__Exercise directions__
Write out the whole listing exactly as it stands.

__Data for the task__

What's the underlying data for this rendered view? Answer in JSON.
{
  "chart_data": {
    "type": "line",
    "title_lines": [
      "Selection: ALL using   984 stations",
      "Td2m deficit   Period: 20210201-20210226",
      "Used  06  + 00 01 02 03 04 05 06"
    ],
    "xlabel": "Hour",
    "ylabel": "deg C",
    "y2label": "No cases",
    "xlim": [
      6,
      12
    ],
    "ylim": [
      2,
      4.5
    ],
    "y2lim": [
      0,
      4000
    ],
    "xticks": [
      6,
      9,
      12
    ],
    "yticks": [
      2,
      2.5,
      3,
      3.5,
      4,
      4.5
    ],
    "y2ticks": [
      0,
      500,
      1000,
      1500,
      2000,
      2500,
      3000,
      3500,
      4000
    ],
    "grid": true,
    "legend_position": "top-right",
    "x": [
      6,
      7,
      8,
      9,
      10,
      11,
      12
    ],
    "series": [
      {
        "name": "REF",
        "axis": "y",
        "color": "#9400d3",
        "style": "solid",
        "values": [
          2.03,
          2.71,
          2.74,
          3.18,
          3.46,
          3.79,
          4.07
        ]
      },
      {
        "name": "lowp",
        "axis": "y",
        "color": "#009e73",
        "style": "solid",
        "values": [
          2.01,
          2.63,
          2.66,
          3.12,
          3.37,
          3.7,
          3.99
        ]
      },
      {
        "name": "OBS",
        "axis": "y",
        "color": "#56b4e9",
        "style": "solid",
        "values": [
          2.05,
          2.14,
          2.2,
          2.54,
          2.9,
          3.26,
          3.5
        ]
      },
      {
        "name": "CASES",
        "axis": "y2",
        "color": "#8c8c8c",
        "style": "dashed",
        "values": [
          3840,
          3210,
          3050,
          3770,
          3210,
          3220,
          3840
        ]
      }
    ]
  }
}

__Written response__
What's the underlying data for this rendered view? Answer in JSON.
{
  "chart_data": {
    "type": "line",
    "title_lines": [
      "Selection: ALL using   984 stations",
      "Td2m deficit   Period: 20210201-20210226",
      "Used  06  + 00 01 02 03 04 05 06"
    ],
    "xlabel": "Hour",
    "ylabel": "deg C",
    "y2label": "No cases",
    "xlim": [
      6,
      12
    ],
    "ylim": [
      2,
      4.5
    ],
    "y2lim": [
      0,
      4000
    ],
    "xticks": [
      6,
      9,
      12
    ],
    "yticks": [
      2,
      2.5,
      3,
      3.5,
      4,
      4.5
    ],
    "y2ticks": [
      0,
      500,
      1000,
      1500,
      2000,
      2500,
      3000,
      3500,
      4000
    ],
    "grid": true,
    "legend_position": "top-right",
    "x": [
      6,
      7,
      8,
      9,
      10,
      11,
      12
    ],
    "series": [
      {
        "name": "REF",
        "axis": "y",
        "color": "#9400d3",
        "style": "solid",
        "values": [
          2.03,
          2.71,
          2.74,
          3.18,
          3.46,
          3.79,
          4.07
        ]
      },
      {
        "name": "lowp",
        "axis": "y",
        "color": "#009e73",
        "style": "solid",
        "values": [
          2.01,
          2.63,
          2.66,
          3.12,
          3.37,
          3.7,
          3.99
        ]
      },
      {
        "name": "OBS",
        "axis": "y",
        "color": "#56b4e9",
        "style": "solid",
        "values": [
          2.05,
          2.14,
          2.2,
          2.54,
          2.9,
          3.26,
          3.5
        ]
      },
      {
        "name": "CASES",
        "axis": "y2",
        "color": "#8c8c8c",
        "style": "dashed",
        "values": [
          3840,
          3210,
          3050,
          3770,
          3210,
          3220,
          3840
        ]
      }
    ]
  }
}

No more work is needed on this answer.